(Extracts from a graphics dataset)
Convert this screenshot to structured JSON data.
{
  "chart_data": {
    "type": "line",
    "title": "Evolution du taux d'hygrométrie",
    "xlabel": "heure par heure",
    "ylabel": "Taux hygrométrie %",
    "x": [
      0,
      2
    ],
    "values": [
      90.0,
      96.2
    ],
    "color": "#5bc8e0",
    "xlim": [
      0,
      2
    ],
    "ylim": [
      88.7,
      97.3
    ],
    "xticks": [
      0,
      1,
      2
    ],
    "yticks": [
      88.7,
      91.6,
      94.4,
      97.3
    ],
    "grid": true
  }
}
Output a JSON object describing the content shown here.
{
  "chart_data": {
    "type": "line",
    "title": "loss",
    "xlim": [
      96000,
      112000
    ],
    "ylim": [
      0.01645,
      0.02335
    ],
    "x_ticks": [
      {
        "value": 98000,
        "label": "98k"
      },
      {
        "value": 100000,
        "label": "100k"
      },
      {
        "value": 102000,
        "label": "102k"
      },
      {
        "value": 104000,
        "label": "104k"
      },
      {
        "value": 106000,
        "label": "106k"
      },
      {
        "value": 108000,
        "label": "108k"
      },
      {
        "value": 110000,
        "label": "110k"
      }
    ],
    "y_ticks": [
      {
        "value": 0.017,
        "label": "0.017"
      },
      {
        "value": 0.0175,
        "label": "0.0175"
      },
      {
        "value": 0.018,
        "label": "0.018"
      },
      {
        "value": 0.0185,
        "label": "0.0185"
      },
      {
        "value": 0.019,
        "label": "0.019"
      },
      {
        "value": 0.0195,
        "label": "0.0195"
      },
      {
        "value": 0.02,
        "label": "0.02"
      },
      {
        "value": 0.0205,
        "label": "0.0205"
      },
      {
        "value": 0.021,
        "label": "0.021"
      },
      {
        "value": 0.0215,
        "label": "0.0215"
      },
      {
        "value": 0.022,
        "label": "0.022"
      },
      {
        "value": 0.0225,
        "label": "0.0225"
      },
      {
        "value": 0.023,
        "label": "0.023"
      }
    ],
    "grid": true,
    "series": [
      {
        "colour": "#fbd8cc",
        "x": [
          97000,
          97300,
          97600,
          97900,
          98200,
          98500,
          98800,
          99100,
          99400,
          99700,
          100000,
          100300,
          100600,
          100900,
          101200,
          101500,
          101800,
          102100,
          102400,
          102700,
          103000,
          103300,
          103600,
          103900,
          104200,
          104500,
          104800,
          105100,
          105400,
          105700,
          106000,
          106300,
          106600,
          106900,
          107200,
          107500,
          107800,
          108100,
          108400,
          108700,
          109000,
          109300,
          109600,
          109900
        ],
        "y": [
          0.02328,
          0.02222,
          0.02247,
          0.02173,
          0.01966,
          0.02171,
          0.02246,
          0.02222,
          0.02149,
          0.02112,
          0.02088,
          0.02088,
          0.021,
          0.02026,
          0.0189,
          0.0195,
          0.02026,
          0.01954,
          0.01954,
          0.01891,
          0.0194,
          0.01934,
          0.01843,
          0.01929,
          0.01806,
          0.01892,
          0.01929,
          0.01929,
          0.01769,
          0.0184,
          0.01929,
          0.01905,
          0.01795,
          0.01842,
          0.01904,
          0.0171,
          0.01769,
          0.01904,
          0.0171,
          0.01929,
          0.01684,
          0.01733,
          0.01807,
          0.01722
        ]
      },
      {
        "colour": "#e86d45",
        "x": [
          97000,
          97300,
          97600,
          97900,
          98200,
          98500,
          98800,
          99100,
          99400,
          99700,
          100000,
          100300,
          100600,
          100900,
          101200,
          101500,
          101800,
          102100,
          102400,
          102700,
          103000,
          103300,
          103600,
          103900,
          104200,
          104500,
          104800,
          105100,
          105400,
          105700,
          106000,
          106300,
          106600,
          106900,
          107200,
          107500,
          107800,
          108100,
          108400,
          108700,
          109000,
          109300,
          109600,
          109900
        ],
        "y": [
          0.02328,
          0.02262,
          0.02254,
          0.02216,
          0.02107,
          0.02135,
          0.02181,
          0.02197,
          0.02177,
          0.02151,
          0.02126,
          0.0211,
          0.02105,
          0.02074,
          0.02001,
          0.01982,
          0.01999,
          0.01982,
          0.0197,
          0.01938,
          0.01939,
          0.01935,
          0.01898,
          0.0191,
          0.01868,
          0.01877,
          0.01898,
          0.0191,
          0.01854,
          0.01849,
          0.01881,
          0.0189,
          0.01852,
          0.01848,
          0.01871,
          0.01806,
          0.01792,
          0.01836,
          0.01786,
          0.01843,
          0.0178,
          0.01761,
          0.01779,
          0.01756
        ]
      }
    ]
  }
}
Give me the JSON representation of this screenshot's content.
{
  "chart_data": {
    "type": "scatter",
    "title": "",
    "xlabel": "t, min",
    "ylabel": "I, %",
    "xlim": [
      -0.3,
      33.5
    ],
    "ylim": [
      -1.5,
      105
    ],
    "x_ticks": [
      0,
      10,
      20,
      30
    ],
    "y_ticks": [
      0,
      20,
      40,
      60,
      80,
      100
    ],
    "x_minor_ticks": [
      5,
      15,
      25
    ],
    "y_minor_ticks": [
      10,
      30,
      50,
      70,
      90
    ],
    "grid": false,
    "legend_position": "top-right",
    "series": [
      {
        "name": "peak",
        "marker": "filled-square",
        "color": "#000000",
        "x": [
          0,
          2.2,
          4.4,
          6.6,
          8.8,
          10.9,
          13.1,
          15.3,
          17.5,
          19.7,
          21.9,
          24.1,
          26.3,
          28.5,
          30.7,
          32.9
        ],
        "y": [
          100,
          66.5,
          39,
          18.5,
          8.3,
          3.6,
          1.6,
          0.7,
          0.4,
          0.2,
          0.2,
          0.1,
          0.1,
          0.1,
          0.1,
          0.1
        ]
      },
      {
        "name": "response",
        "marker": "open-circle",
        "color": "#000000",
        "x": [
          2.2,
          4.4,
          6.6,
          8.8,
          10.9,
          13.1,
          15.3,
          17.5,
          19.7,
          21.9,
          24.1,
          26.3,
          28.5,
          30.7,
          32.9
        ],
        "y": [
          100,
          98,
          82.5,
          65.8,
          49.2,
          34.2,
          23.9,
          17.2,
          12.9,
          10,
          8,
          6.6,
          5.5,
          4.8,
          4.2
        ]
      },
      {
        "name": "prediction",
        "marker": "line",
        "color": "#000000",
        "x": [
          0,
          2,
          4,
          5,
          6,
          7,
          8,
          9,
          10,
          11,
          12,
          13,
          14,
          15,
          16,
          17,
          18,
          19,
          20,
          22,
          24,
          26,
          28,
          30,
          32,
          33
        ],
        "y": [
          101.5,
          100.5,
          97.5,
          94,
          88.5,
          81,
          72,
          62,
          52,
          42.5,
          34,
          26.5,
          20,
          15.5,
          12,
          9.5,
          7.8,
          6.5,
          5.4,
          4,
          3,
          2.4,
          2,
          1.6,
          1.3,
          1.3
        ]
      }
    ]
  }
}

* PROBLEM DESCRIPTION: Single out each line of the records above with the string "hygrométrie" in it, and copy it.

* SOLUTION TO THIS TASK:
    "title": "Evolution du taux d'hygrométrie",
    "ylabel": "Taux hygrométrie %",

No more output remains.